**Task prompt**: Could you copy every one of the lines below word for word, leaving the pictures out of your answer?

— begin Record set —

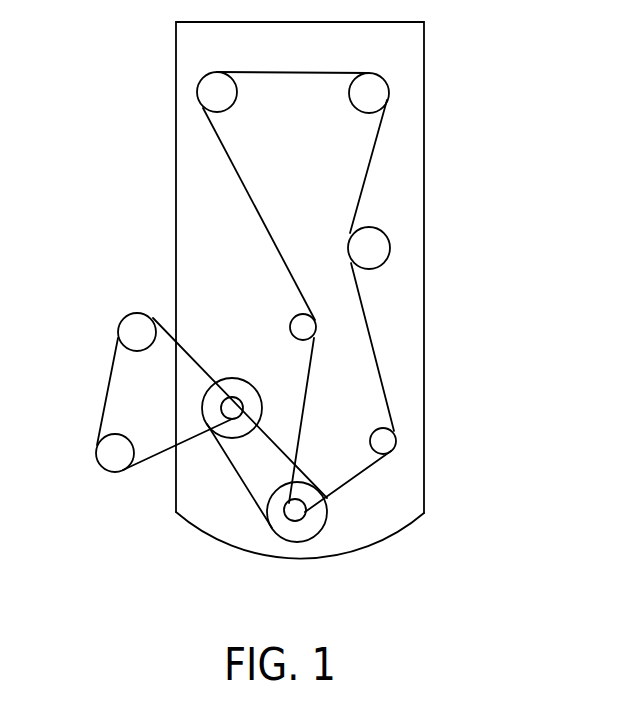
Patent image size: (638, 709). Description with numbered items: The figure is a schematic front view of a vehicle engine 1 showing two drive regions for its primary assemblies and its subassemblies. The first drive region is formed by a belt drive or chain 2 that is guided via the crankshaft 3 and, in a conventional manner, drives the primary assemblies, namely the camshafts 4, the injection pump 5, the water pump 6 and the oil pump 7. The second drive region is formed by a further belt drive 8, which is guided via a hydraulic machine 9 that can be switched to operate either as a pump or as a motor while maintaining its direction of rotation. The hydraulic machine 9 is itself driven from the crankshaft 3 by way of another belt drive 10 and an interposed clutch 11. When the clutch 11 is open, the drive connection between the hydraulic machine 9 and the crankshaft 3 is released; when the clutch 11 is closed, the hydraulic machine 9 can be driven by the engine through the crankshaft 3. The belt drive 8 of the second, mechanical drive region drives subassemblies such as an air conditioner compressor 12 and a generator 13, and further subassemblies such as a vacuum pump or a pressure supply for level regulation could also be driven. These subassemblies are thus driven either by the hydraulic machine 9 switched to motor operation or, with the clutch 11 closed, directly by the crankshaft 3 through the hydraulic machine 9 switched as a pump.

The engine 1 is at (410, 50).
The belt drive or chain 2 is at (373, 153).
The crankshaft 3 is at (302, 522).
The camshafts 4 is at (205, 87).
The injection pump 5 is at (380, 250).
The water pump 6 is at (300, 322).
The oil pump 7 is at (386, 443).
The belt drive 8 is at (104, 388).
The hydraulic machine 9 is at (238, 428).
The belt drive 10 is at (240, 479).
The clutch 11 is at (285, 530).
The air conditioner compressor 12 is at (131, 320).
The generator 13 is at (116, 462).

— end Record set —

**Solution for this problem**:
Patent image size: (638, 709). Description with numbered items: The figure is a schematic front view of a vehicle engine 1 showing two drive regions for its primary assemblies and its subassemblies. The first drive region is formed by a belt drive or chain 2 that is guided via the crankshaft 3 and, in a conventional manner, drives the primary assemblies, namely the camshafts 4, the injection pump 5, the water pump 6 and the oil pump 7. The second drive region is formed by a further belt drive 8, which is guided via a hydraulic machine 9 that can be switched to operate either as a pump or as a motor while maintaining its direction of rotation. The hydraulic machine 9 is itself driven from the crankshaft 3 by way of another belt drive 10 and an interposed clutch 11. When the clutch 11 is open, the drive connection between the hydraulic machine 9 and the crankshaft 3 is released; when the clutch 11 is closed, the hydraulic machine 9 can be driven by the engine through the crankshaft 3. The belt drive 8 of the second, mechanical drive region drives subassemblies such as an air conditioner compressor 12 and a generator 13, and further subassemblies such as a vacuum pump or a pressure supply for level regulation could also be driven. These subassemblies are thus driven either by the hydraulic machine 9 switched to motor operation or, with the clutch 11 closed, directly by the crankshaft 3 through the hydraulic machine 9 switched as a pump.

The engine 1 is at (410, 50).
The belt drive or chain 2 is at (373, 153).
The crankshaft 3 is at (302, 522).
The camshafts 4 is at (205, 87).
The injection pump 5 is at (380, 250).
The water pump 6 is at (300, 322).
The oil pump 7 is at (386, 443).
The belt drive 8 is at (104, 388).
The hydraulic machine 9 is at (238, 428).
The belt drive 10 is at (240, 479).
The clutch 11 is at (285, 530).
The air conditioner compressor 12 is at (131, 320).
The generator 13 is at (116, 462).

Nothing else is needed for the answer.